- Exercise requirements -
Below are some records; retype all of them exactly.

- Provided data -
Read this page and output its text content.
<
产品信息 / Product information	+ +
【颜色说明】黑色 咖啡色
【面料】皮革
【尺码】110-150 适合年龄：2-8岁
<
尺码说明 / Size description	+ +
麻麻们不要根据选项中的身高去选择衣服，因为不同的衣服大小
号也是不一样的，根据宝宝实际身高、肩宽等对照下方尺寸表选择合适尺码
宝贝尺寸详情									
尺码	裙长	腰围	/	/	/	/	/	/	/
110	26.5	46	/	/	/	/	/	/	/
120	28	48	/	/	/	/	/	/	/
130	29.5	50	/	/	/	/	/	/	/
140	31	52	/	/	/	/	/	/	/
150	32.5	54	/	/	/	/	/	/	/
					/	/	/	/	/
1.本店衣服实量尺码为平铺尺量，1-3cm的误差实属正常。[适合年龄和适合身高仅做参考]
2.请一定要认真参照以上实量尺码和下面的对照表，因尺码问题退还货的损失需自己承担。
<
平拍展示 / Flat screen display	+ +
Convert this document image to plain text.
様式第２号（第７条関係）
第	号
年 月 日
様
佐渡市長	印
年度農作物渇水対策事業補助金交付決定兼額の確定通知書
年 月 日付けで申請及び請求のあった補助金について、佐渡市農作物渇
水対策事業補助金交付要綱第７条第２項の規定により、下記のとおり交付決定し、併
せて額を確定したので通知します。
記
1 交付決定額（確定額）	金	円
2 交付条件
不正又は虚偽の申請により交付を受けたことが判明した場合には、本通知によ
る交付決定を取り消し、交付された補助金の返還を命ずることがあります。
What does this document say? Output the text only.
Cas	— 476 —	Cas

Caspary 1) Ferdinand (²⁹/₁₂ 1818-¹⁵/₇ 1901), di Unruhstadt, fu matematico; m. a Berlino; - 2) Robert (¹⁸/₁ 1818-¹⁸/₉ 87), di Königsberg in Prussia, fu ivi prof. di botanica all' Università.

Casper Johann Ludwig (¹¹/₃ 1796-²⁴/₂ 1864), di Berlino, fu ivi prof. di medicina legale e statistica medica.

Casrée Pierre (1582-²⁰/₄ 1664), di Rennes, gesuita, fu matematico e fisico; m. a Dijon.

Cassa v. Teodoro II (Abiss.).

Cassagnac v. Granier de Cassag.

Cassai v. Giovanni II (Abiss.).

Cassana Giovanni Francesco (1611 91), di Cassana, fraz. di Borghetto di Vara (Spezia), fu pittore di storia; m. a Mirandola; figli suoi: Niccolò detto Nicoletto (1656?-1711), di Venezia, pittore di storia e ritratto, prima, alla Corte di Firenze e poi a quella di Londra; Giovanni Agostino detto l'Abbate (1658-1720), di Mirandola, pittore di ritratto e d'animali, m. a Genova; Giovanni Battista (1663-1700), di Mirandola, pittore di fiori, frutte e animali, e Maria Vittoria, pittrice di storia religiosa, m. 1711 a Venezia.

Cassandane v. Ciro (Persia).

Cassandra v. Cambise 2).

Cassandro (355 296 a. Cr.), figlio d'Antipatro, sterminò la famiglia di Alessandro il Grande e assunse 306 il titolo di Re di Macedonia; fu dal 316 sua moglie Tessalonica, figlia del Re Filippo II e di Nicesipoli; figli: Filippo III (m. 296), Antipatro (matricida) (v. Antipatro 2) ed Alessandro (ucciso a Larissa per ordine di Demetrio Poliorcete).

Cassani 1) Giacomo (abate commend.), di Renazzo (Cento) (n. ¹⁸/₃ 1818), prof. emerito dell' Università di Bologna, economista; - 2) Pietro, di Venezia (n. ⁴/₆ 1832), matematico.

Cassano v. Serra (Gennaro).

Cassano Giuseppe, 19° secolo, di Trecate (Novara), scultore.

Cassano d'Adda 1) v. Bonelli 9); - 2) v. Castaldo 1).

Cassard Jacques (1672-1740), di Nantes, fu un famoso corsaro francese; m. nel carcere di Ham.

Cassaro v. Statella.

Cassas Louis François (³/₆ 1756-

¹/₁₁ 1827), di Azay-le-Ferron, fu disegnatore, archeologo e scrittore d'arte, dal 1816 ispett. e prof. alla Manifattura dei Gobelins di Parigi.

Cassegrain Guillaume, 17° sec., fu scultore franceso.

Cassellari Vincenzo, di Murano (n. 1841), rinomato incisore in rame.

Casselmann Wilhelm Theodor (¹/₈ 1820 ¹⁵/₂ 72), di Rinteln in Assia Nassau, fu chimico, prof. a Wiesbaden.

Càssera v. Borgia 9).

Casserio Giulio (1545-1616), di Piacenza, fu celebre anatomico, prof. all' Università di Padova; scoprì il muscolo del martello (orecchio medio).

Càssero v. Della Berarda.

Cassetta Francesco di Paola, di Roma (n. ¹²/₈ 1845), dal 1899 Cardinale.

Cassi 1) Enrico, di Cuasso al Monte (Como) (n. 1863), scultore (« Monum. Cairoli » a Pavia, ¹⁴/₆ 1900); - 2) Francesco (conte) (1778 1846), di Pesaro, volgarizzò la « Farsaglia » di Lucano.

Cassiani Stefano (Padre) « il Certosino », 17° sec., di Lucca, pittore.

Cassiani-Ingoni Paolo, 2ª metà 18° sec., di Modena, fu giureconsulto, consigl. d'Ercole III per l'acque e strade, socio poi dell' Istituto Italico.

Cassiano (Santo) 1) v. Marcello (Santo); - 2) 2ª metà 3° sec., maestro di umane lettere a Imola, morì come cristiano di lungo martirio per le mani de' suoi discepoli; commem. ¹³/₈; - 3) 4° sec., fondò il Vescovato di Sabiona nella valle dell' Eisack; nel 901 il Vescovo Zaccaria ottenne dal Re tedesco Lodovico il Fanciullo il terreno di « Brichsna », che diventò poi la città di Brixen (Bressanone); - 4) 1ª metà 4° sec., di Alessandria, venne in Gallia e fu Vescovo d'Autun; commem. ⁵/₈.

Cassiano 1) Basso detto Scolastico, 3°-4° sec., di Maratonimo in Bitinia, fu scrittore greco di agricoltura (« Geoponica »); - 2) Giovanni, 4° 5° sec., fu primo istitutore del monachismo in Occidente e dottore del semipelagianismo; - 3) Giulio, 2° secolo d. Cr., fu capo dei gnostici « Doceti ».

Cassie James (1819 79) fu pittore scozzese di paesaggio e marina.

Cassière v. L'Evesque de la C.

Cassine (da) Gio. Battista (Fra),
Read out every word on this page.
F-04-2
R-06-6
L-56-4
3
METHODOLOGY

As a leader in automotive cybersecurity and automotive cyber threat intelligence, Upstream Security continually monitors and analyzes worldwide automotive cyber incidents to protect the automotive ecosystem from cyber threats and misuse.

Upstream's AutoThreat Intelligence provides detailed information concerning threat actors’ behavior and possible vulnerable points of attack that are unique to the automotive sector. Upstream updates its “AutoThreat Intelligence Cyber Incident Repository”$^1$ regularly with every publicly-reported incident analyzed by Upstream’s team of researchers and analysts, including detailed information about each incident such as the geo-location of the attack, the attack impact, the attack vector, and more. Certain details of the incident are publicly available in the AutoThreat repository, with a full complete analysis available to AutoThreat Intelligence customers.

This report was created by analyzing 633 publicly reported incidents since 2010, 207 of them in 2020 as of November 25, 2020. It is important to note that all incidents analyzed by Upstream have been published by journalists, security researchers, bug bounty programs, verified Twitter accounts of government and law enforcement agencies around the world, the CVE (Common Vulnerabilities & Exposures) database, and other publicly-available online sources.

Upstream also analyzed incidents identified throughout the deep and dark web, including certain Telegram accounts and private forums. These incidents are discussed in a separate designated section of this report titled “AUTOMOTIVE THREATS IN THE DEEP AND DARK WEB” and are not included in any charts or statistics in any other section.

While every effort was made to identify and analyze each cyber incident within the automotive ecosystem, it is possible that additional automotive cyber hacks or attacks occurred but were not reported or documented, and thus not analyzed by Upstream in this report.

- Worked solution -
Read this page and output its text content.
<
产品信息 / Product information	+ +
【颜色说明】黑色 咖啡色
【面料】皮革
【尺码】110-150 适合年龄：2-8岁
<
尺码说明 / Size description	+ +
麻麻们不要根据选项中的身高去选择衣服，因为不同的衣服大小
号也是不一样的，根据宝宝实际身高、肩宽等对照下方尺寸表选择合适尺码
宝贝尺寸详情									
尺码	裙长	腰围	/	/	/	/	/	/	/
110	26.5	46	/	/	/	/	/	/	/
120	28	48	/	/	/	/	/	/	/
130	29.5	50	/	/	/	/	/	/	/
140	31	52	/	/	/	/	/	/	/
150	32.5	54	/	/	/	/	/	/	/
					/	/	/	/	/
1.本店衣服实量尺码为平铺尺量，1-3cm的误差实属正常。[适合年龄和适合身高仅做参考]
2.请一定要认真参照以上实量尺码和下面的对照表，因尺码问题退还货的损失需自己承担。
<
平拍展示 / Flat screen display	+ +
Convert this document image to plain text.
様式第２号（第７条関係）
第	号
年 月 日
様
佐渡市長	印
年度農作物渇水対策事業補助金交付決定兼額の確定通知書
年 月 日付けで申請及び請求のあった補助金について、佐渡市農作物渇
水対策事業補助金交付要綱第７条第２項の規定により、下記のとおり交付決定し、併
せて額を確定したので通知します。
記
1 交付決定額（確定額）	金	円
2 交付条件
不正又は虚偽の申請により交付を受けたことが判明した場合には、本通知によ
る交付決定を取り消し、交付された補助金の返還を命ずることがあります。
What does this document say? Output the text only.
Cas	— 476 —	Cas

Caspary 1) Ferdinand (²⁹/₁₂ 1818-¹⁵/₇ 1901), di Unruhstadt, fu matematico; m. a Berlino; - 2) Robert (¹⁸/₁ 1818-¹⁸/₉ 87), di Königsberg in Prussia, fu ivi prof. di botanica all' Università.

Casper Johann Ludwig (¹¹/₃ 1796-²⁴/₂ 1864), di Berlino, fu ivi prof. di medicina legale e statistica medica.

Casrée Pierre (1582-²⁰/₄ 1664), di Rennes, gesuita, fu matematico e fisico; m. a Dijon.

Cassa v. Teodoro II (Abiss.).

Cassagnac v. Granier de Cassag.

Cassai v. Giovanni II (Abiss.).

Cassana Giovanni Francesco (1611 91), di Cassana, fraz. di Borghetto di Vara (Spezia), fu pittore di storia; m. a Mirandola; figli suoi: Niccolò detto Nicoletto (1656?-1711), di Venezia, pittore di storia e ritratto, prima, alla Corte di Firenze e poi a quella di Londra; Giovanni Agostino detto l'Abbate (1658-1720), di Mirandola, pittore di ritratto e d'animali, m. a Genova; Giovanni Battista (1663-1700), di Mirandola, pittore di fiori, frutte e animali, e Maria Vittoria, pittrice di storia religiosa, m. 1711 a Venezia.

Cassandane v. Ciro (Persia).

Cassandra v. Cambise 2).

Cassandro (355 296 a. Cr.), figlio d'Antipatro, sterminò la famiglia di Alessandro il Grande e assunse 306 il titolo di Re di Macedonia; fu dal 316 sua moglie Tessalonica, figlia del Re Filippo II e di Nicesipoli; figli: Filippo III (m. 296), Antipatro (matricida) (v. Antipatro 2) ed Alessandro (ucciso a Larissa per ordine di Demetrio Poliorcete).

Cassani 1) Giacomo (abate commend.), di Renazzo (Cento) (n. ¹⁸/₃ 1818), prof. emerito dell' Università di Bologna, economista; - 2) Pietro, di Venezia (n. ⁴/₆ 1832), matematico.

Cassano v. Serra (Gennaro).

Cassano Giuseppe, 19° secolo, di Trecate (Novara), scultore.

Cassano d'Adda 1) v. Bonelli 9); - 2) v. Castaldo 1).

Cassard Jacques (1672-1740), di Nantes, fu un famoso corsaro francese; m. nel carcere di Ham.

Cassaro v. Statella.

Cassas Louis François (³/₆ 1756-

¹/₁₁ 1827), di Azay-le-Ferron, fu disegnatore, archeologo e scrittore d'arte, dal 1816 ispett. e prof. alla Manifattura dei Gobelins di Parigi.

Cassegrain Guillaume, 17° sec., fu scultore franceso.

Cassellari Vincenzo, di Murano (n. 1841), rinomato incisore in rame.

Casselmann Wilhelm Theodor (¹/₈ 1820 ¹⁵/₂ 72), di Rinteln in Assia Nassau, fu chimico, prof. a Wiesbaden.

Càssera v. Borgia 9).

Casserio Giulio (1545-1616), di Piacenza, fu celebre anatomico, prof. all' Università di Padova; scoprì il muscolo del martello (orecchio medio).

Càssero v. Della Berarda.

Cassetta Francesco di Paola, di Roma (n. ¹²/₈ 1845), dal 1899 Cardinale.

Cassi 1) Enrico, di Cuasso al Monte (Como) (n. 1863), scultore (« Monum. Cairoli » a Pavia, ¹⁴/₆ 1900); - 2) Francesco (conte) (1778 1846), di Pesaro, volgarizzò la « Farsaglia » di Lucano.

Cassiani Stefano (Padre) « il Certosino », 17° sec., di Lucca, pittore.

Cassiani-Ingoni Paolo, 2ª metà 18° sec., di Modena, fu giureconsulto, consigl. d'Ercole III per l'acque e strade, socio poi dell' Istituto Italico.

Cassiano (Santo) 1) v. Marcello (Santo); - 2) 2ª metà 3° sec., maestro di umane lettere a Imola, morì come cristiano di lungo martirio per le mani de' suoi discepoli; commem. ¹³/₈; - 3) 4° sec., fondò il Vescovato di Sabiona nella valle dell' Eisack; nel 901 il Vescovo Zaccaria ottenne dal Re tedesco Lodovico il Fanciullo il terreno di « Brichsna », che diventò poi la città di Brixen (Bressanone); - 4) 1ª metà 4° sec., di Alessandria, venne in Gallia e fu Vescovo d'Autun; commem. ⁵/₈.

Cassiano 1) Basso detto Scolastico, 3°-4° sec., di Maratonimo in Bitinia, fu scrittore greco di agricoltura (« Geoponica »); - 2) Giovanni, 4° 5° sec., fu primo istitutore del monachismo in Occidente e dottore del semipelagianismo; - 3) Giulio, 2° secolo d. Cr., fu capo dei gnostici « Doceti ».

Cassie James (1819 79) fu pittore scozzese di paesaggio e marina.

Cassière v. L'Evesque de la C.

Cassine (da) Gio. Battista (Fra),
Read out every word on this page.
F-04-2
R-06-6
L-56-4
3
METHODOLOGY

As a leader in automotive cybersecurity and automotive cyber threat intelligence, Upstream Security continually monitors and analyzes worldwide automotive cyber incidents to protect the automotive ecosystem from cyber threats and misuse.

Upstream's AutoThreat Intelligence provides detailed information concerning threat actors’ behavior and possible vulnerable points of attack that are unique to the automotive sector. Upstream updates its “AutoThreat Intelligence Cyber Incident Repository”$^1$ regularly with every publicly-reported incident analyzed by Upstream’s team of researchers and analysts, including detailed information about each incident such as the geo-location of the attack, the attack impact, the attack vector, and more. Certain details of the incident are publicly available in the AutoThreat repository, with a full complete analysis available to AutoThreat Intelligence customers.

This report was created by analyzing 633 publicly reported incidents since 2010, 207 of them in 2020 as of November 25, 2020. It is important to note that all incidents analyzed by Upstream have been published by journalists, security researchers, bug bounty programs, verified Twitter accounts of government and law enforcement agencies around the world, the CVE (Common Vulnerabilities & Exposures) database, and other publicly-available online sources.

Upstream also analyzed incidents identified throughout the deep and dark web, including certain Telegram accounts and private forums. These incidents are discussed in a separate designated section of this report titled “AUTOMOTIVE THREATS IN THE DEEP AND DARK WEB” and are not included in any charts or statistics in any other section.

While every effort was made to identify and analyze each cyber incident within the automotive ecosystem, it is possible that additional automotive cyber hacks or attacks occurred but were not reported or documented, and thus not analyzed by Upstream in this report.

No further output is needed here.